# TASK PROMPT
Identify the lines that contain the word "trust" and copy each one.

# TASK INPUTS
---+---
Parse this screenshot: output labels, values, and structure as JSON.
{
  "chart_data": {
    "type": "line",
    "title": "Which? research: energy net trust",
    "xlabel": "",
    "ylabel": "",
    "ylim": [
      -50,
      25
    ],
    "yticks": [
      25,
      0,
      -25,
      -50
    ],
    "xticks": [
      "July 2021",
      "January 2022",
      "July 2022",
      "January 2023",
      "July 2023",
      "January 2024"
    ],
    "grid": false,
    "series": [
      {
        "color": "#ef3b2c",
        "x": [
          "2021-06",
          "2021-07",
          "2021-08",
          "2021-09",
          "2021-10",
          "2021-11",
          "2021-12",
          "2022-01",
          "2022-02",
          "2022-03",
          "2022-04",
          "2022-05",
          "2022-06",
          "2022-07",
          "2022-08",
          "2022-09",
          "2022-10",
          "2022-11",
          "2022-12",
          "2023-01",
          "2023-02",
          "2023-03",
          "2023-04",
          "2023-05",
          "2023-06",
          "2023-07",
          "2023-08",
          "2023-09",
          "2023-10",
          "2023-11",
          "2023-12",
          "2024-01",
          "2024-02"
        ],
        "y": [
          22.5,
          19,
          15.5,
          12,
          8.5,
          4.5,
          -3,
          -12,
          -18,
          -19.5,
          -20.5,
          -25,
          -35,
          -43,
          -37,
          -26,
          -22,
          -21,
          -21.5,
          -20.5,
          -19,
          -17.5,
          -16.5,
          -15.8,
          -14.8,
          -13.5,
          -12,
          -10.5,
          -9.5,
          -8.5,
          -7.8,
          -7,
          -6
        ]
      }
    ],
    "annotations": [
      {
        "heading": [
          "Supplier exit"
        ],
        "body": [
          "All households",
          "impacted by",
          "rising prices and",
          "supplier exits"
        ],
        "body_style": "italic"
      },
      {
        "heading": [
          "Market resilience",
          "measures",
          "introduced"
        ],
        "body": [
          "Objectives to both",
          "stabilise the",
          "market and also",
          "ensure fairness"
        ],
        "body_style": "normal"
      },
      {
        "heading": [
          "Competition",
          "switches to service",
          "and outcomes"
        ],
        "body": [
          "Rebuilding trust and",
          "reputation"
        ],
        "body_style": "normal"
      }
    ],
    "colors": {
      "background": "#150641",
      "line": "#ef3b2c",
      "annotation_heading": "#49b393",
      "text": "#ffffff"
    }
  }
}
---+---
# WRITTEN SOLUTION
    "title": "Which? research: energy net trust",
          "Rebuilding trust and",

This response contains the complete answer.